>> Start
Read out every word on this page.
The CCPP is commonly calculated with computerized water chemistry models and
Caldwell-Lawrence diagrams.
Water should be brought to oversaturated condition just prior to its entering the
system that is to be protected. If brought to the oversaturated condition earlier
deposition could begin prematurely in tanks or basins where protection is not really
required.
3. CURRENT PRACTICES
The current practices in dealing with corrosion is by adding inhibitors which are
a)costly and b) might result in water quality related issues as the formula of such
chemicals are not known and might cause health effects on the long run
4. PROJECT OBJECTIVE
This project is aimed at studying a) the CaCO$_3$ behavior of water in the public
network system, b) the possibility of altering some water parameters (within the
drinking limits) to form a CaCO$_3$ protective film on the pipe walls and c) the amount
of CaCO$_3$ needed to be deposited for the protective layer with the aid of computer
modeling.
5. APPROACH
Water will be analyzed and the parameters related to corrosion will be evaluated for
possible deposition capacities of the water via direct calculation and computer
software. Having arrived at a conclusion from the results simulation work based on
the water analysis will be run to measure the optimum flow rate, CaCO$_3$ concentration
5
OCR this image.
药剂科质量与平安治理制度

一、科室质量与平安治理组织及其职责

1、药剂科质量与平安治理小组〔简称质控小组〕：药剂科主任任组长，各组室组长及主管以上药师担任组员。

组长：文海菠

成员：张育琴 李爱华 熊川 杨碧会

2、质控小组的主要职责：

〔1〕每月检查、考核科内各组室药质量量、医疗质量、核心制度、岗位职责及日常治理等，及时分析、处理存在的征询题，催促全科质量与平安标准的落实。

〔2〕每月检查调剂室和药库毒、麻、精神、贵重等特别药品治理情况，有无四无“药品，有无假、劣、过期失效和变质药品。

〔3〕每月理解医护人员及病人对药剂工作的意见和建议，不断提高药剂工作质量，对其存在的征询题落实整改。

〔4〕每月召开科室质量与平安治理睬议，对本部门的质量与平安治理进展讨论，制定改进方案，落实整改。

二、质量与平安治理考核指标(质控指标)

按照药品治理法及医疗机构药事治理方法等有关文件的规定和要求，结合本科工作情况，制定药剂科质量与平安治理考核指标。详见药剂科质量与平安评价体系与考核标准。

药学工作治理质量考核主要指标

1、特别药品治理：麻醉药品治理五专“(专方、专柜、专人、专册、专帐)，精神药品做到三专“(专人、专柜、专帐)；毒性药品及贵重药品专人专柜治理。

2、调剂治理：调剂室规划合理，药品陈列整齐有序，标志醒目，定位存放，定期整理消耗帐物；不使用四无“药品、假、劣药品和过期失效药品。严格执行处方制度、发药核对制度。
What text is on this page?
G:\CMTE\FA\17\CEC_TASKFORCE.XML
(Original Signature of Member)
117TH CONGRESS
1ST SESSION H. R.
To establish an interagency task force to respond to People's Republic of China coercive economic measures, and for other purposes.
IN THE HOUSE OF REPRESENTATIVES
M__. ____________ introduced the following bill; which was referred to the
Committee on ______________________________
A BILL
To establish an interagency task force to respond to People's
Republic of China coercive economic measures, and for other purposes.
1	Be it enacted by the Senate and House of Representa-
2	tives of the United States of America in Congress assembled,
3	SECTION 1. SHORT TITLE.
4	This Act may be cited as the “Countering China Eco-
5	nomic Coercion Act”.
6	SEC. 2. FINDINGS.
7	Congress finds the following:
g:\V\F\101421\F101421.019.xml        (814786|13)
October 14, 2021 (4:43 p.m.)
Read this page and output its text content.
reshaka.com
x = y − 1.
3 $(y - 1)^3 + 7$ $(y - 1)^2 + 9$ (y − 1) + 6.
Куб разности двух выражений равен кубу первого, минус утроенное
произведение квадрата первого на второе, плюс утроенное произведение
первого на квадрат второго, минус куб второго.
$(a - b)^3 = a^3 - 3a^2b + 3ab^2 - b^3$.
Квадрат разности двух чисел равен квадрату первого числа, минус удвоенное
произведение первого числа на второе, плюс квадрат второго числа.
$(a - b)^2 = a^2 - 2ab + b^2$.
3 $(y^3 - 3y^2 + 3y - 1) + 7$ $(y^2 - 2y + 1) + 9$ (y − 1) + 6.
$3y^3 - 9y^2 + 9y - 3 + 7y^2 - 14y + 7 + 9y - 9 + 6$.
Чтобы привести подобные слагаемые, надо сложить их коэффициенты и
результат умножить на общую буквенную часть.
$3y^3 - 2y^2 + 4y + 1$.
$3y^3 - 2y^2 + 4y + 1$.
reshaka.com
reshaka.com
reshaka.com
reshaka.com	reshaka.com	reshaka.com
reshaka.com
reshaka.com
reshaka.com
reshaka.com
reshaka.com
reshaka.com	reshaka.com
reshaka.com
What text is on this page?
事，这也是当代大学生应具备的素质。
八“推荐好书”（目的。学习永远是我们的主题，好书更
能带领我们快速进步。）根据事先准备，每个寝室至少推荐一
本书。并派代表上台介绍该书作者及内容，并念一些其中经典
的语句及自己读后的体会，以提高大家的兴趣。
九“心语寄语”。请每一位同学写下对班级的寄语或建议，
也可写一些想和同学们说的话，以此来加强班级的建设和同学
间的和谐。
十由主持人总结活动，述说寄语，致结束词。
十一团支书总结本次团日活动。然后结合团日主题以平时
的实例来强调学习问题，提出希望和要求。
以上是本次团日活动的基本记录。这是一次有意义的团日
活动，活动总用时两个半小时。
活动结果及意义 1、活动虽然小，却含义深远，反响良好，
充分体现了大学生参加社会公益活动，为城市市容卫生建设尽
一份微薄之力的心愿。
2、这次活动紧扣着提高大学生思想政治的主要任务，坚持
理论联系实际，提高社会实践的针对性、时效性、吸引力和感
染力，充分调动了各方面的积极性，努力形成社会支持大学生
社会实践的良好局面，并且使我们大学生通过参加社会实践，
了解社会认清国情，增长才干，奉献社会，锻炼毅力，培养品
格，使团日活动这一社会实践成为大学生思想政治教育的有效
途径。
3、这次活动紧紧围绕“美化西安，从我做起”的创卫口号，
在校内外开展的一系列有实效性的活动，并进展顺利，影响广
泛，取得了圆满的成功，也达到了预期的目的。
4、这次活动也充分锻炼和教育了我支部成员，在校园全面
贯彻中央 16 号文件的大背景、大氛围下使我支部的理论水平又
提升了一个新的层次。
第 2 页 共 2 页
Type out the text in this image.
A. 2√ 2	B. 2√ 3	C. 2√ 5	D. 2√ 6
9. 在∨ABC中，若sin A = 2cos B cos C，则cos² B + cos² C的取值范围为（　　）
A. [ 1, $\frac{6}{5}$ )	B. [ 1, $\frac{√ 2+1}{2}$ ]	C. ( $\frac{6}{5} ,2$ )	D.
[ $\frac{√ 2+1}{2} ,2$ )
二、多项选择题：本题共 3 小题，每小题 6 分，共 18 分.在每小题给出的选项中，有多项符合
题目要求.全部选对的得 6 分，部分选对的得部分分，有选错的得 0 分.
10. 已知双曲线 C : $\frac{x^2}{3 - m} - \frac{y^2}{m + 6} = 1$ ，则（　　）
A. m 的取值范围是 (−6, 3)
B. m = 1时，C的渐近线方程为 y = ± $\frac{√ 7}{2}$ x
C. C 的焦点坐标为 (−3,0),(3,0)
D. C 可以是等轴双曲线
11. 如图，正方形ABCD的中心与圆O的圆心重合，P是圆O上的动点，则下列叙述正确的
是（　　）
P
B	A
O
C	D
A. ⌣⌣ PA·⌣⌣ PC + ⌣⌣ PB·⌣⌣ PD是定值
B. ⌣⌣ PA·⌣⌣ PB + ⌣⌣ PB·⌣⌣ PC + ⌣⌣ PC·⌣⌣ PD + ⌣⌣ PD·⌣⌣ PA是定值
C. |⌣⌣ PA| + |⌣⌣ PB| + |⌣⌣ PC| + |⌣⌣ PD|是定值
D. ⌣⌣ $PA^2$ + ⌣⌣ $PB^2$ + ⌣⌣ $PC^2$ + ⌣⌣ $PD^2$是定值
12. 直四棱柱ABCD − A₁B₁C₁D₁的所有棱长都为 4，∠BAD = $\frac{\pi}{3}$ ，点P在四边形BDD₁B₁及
>> End
Determine the number of lines in the listing that hold the word "purposes", and supply that number and nothing further.

▸ Reply to the task: 2